#### PROVIDED ENTRIES:
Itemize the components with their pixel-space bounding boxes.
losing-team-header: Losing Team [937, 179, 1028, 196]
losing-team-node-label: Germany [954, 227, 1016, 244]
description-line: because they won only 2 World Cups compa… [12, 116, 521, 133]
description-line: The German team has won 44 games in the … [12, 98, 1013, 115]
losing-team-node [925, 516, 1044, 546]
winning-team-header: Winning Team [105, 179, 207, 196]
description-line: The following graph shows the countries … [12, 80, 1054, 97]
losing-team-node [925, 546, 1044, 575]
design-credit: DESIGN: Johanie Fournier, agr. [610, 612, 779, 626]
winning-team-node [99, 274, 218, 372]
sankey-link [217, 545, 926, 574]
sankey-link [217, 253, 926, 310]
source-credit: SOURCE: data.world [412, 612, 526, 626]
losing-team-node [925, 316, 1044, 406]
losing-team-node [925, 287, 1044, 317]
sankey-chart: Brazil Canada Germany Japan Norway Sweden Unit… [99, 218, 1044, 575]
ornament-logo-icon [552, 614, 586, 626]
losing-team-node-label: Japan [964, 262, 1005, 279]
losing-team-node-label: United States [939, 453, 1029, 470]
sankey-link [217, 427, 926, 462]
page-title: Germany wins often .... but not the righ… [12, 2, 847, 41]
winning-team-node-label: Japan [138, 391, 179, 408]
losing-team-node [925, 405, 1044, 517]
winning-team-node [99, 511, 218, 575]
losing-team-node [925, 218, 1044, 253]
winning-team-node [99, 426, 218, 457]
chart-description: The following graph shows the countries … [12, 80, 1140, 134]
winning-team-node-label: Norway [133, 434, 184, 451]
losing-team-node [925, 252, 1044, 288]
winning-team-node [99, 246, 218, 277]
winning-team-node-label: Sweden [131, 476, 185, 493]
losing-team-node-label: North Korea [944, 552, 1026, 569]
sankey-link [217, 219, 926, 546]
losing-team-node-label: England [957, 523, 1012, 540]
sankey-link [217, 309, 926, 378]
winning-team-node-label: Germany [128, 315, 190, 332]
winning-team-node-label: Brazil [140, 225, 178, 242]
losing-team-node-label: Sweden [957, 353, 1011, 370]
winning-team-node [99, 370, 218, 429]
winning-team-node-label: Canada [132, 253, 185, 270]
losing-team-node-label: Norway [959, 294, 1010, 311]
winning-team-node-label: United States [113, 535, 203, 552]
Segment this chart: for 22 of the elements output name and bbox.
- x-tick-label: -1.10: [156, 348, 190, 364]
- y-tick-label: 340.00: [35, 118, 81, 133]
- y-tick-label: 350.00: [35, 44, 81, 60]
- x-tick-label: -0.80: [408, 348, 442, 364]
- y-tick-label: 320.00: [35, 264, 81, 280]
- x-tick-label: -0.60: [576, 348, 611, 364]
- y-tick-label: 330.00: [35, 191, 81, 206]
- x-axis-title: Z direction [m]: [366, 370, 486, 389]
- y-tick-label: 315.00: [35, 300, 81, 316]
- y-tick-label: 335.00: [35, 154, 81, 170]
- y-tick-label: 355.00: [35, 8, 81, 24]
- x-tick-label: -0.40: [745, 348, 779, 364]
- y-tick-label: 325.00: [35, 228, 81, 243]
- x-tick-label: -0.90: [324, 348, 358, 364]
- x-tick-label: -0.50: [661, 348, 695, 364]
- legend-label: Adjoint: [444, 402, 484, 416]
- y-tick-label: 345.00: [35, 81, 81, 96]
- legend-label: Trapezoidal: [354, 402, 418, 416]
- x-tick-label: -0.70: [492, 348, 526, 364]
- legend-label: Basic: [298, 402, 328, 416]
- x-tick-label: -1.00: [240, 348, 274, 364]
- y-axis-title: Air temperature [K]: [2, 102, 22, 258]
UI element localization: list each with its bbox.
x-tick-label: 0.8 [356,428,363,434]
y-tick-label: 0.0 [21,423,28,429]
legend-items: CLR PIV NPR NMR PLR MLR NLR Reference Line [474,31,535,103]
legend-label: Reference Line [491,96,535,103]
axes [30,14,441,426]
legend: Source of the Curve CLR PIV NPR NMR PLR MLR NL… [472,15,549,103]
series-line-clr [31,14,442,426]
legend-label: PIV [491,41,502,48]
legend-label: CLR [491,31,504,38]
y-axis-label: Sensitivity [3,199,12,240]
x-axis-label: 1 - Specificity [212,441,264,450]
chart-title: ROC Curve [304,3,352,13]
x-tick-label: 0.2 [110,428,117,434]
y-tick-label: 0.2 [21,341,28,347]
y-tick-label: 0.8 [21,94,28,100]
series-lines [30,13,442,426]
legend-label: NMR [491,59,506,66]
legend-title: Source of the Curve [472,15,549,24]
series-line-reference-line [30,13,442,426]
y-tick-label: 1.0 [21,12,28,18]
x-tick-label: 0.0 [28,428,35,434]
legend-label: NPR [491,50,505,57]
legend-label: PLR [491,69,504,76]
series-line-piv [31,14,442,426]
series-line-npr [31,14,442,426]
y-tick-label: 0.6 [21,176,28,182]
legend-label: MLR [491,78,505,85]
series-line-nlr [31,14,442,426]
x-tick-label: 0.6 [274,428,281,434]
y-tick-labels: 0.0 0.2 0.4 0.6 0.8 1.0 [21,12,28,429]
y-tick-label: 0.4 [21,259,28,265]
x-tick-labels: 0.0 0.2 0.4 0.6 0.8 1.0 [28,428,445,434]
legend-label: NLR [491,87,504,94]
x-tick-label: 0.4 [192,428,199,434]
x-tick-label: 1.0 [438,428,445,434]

#### EXERCISE:
Transcribe all of the rows above verbatim, keeping every character the same.

#### TASK SOLUTION:
Itemize the components with their pixel-space bounding boxes.
losing-team-header: Losing Team [937, 179, 1028, 196]
losing-team-node-label: Germany [954, 227, 1016, 244]
description-line: because they won only 2 World Cups compa… [12, 116, 521, 133]
description-line: The German team has won 44 games in the … [12, 98, 1013, 115]
losing-team-node [925, 516, 1044, 546]
winning-team-header: Winning Team [105, 179, 207, 196]
description-line: The following graph shows the countries … [12, 80, 1054, 97]
losing-team-node [925, 546, 1044, 575]
design-credit: DESIGN: Johanie Fournier, agr. [610, 612, 779, 626]
winning-team-node [99, 274, 218, 372]
sankey-link [217, 545, 926, 574]
sankey-link [217, 253, 926, 310]
source-credit: SOURCE: data.world [412, 612, 526, 626]
losing-team-node [925, 316, 1044, 406]
losing-team-node [925, 287, 1044, 317]
sankey-chart: Brazil Canada Germany Japan Norway Sweden Unit… [99, 218, 1044, 575]
ornament-logo-icon [552, 614, 586, 626]
losing-team-node-label: Japan [964, 262, 1005, 279]
losing-team-node-label: United States [939, 453, 1029, 470]
sankey-link [217, 427, 926, 462]
page-title: Germany wins often .... but not the righ… [12, 2, 847, 41]
winning-team-node-label: Japan [138, 391, 179, 408]
losing-team-node [925, 405, 1044, 517]
winning-team-node [99, 511, 218, 575]
losing-team-node [925, 218, 1044, 253]
winning-team-node [99, 426, 218, 457]
chart-description: The following graph shows the countries … [12, 80, 1140, 134]
winning-team-node-label: Norway [133, 434, 184, 451]
losing-team-node [925, 252, 1044, 288]
winning-team-node [99, 246, 218, 277]
winning-team-node-label: Sweden [131, 476, 185, 493]
losing-team-node-label: North Korea [944, 552, 1026, 569]
sankey-link [217, 219, 926, 546]
losing-team-node-label: England [957, 523, 1012, 540]
sankey-link [217, 309, 926, 378]
winning-team-node-label: Germany [128, 315, 190, 332]
winning-team-node-label: Brazil [140, 225, 178, 242]
losing-team-node-label: Sweden [957, 353, 1011, 370]
winning-team-node [99, 370, 218, 429]
winning-team-node-label: Canada [132, 253, 185, 270]
losing-team-node-label: Norway [959, 294, 1010, 311]
winning-team-node-label: United States [113, 535, 203, 552]
Segment this chart: for 22 of the elements output name and bbox.
- x-tick-label: -1.10: [156, 348, 190, 364]
- y-tick-label: 340.00: [35, 118, 81, 133]
- y-tick-label: 350.00: [35, 44, 81, 60]
- x-tick-label: -0.80: [408, 348, 442, 364]
- y-tick-label: 320.00: [35, 264, 81, 280]
- x-tick-label: -0.60: [576, 348, 611, 364]
- y-tick-label: 330.00: [35, 191, 81, 206]
- x-axis-title: Z direction [m]: [366, 370, 486, 389]
- y-tick-label: 315.00: [35, 300, 81, 316]
- y-tick-label: 335.00: [35, 154, 81, 170]
- y-tick-label: 355.00: [35, 8, 81, 24]
- x-tick-label: -0.40: [745, 348, 779, 364]
- y-tick-label: 325.00: [35, 228, 81, 243]
- x-tick-label: -0.90: [324, 348, 358, 364]
- x-tick-label: -0.50: [661, 348, 695, 364]
- legend-label: Adjoint: [444, 402, 484, 416]
- y-tick-label: 345.00: [35, 81, 81, 96]
- legend-label: Trapezoidal: [354, 402, 418, 416]
- x-tick-label: -0.70: [492, 348, 526, 364]
- legend-label: Basic: [298, 402, 328, 416]
- x-tick-label: -1.00: [240, 348, 274, 364]
- y-axis-title: Air temperature [K]: [2, 102, 22, 258]
UI element localization: list each with its bbox.
x-tick-label: 0.8 [356,428,363,434]
y-tick-label: 0.0 [21,423,28,429]
legend-items: CLR PIV NPR NMR PLR MLR NLR Reference Line [474,31,535,103]
legend-label: Reference Line [491,96,535,103]
axes [30,14,441,426]
legend: Source of the Curve CLR PIV NPR NMR PLR MLR NL… [472,15,549,103]
series-line-clr [31,14,442,426]
legend-label: PIV [491,41,502,48]
legend-label: CLR [491,31,504,38]
y-axis-label: Sensitivity [3,199,12,240]
x-axis-label: 1 - Specificity [212,441,264,450]
chart-title: ROC Curve [304,3,352,13]
x-tick-label: 0.2 [110,428,117,434]
y-tick-label: 0.2 [21,341,28,347]
y-tick-label: 0.8 [21,94,28,100]
series-lines [30,13,442,426]
legend-label: NMR [491,59,506,66]
legend-title: Source of the Curve [472,15,549,24]
series-line-reference-line [30,13,442,426]
y-tick-label: 1.0 [21,12,28,18]
x-tick-label: 0.0 [28,428,35,434]
legend-label: NPR [491,50,505,57]
legend-label: PLR [491,69,504,76]
series-line-piv [31,14,442,426]
series-line-npr [31,14,442,426]
y-tick-label: 0.6 [21,176,28,182]
legend-label: MLR [491,78,505,85]
series-line-nlr [31,14,442,426]
x-tick-label: 0.6 [274,428,281,434]
y-tick-labels: 0.0 0.2 0.4 0.6 0.8 1.0 [21,12,28,429]
y-tick-label: 0.4 [21,259,28,265]
x-tick-labels: 0.0 0.2 0.4 0.6 0.8 1.0 [28,428,445,434]
legend-label: NLR [491,87,504,94]
x-tick-label: 0.4 [192,428,199,434]
x-tick-label: 1.0 [438,428,445,434]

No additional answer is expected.